- Document excerpt

35 seats in the North-West Legislative Assembly 18 seats were needed for a majority
|  | Majority party | Minority party |
|  |  | LIB |
| Leader | Frederick W. A. G. Haultain | Donald H. McDonald |
| Party | Liberal-Conservative | Liberal |
| Leader since | 1897 | 1902 |
| Leader's seat | Macleod | North Qu'Appelle |
| Last election | 7 | 2 |
| Seats won | 21 | 7 |
| Popular vote | 8,319 | 5,067 |
| Percentage | 47.8% | 29.1% |
| Premier before election Frederick W. A. G. Haultain Liberal-Conservative | Premier after election Frederick W. A. G. Haultain Liberal-Conservative |

= 1902 North-West Territories general election =

The 1902 North-West Territories general election, occurred on 21 May 1902 and was the fifth general election in the history of the North-West Territories, Canada. It was held to elect 35 Members of the Legislative Assembly of the North-West Territories.

- Task objective
Write what follows the last sentence of the excerpt on the 1902 North-West Territories general election. The listing that comes next has no connection to the excerpt on the 1902 North-West Territories general election.

- Data shown
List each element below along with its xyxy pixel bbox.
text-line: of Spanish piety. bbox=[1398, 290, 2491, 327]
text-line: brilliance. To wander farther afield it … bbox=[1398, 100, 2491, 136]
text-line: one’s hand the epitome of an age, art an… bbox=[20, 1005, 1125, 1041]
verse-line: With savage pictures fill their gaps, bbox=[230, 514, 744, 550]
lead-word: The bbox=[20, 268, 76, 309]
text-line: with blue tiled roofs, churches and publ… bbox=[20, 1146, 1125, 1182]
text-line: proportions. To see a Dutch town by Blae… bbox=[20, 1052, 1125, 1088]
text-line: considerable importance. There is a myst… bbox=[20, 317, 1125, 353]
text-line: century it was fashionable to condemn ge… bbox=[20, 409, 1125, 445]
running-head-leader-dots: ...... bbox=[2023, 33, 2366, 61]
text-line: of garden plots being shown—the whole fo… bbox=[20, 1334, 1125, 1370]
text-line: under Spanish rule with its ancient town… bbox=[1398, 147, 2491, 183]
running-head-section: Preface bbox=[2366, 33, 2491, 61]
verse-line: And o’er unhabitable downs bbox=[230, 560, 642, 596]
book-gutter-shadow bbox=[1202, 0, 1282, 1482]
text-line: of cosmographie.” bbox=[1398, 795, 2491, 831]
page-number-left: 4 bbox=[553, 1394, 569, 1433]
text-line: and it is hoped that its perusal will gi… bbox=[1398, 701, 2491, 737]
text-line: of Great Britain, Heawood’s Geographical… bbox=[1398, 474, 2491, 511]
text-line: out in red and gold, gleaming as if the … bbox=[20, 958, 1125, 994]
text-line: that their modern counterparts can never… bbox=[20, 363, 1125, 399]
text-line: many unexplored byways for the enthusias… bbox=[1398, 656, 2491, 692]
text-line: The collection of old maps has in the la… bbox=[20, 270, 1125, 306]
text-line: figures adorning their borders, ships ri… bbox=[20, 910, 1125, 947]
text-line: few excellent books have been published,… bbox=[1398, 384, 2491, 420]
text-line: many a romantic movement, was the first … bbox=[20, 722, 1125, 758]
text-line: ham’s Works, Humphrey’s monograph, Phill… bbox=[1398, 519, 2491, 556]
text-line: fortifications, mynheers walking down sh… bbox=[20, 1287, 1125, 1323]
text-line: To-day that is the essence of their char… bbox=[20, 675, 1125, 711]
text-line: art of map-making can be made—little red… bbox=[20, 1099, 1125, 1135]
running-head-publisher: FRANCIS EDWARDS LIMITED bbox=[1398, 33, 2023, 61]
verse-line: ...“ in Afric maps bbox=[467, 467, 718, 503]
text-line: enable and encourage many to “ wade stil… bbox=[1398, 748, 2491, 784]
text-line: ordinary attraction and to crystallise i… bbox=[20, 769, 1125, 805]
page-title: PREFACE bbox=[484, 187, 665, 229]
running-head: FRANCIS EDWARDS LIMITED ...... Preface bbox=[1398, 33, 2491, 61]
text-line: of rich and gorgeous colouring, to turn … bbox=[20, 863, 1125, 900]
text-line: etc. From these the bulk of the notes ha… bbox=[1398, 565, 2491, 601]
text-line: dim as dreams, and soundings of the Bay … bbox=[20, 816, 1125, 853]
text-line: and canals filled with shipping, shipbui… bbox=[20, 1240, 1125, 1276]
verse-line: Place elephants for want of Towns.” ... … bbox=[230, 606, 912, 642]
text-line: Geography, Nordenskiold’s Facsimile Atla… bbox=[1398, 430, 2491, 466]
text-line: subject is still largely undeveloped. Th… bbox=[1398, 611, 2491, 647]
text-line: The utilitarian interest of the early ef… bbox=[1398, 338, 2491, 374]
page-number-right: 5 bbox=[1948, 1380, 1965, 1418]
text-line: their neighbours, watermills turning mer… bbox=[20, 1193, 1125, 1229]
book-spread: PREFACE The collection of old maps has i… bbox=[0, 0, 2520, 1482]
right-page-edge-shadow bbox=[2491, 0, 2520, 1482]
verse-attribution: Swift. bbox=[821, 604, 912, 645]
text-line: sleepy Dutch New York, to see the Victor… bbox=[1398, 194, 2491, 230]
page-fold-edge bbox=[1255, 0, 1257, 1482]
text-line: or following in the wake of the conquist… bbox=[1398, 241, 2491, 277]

- Response to the exercise
The Liberal-Conservatives led by incumbent North-West Territories Premier Frederick W. A. G. Haultain, received 8,319 votes, taking 21 of 35 seats. The North-West Territories Liberal Party under the leadership of Donald H. McDonaldr received 5,067 votes, and received 7 seats in the Legislative Assembly.

The main issue of the 1902 election was provincial autonomy for the North-West Territories. Political leaders across the North-West Territories had been pushing the federal Laurier Liberal government for provincial status for the Territories since 1896. Support for provincial autonomy was largely unanimous amongst all candidates, and most ran largely on a platform focused on the issue.

Candidates in this election were not nominated by the party in a contested nomination as with modern elections, but rather proclaimed their support for the governing party or opposition party, or Independent. During the election race some candidates shifted their alignment. The result was a confusing mess, and the bulk of candidates proclaimed support for the already governing Liberal-Conservative party, leaving the Liberals without candidates in many districts. Lethbridge ended up being contested by two government supporting candidates.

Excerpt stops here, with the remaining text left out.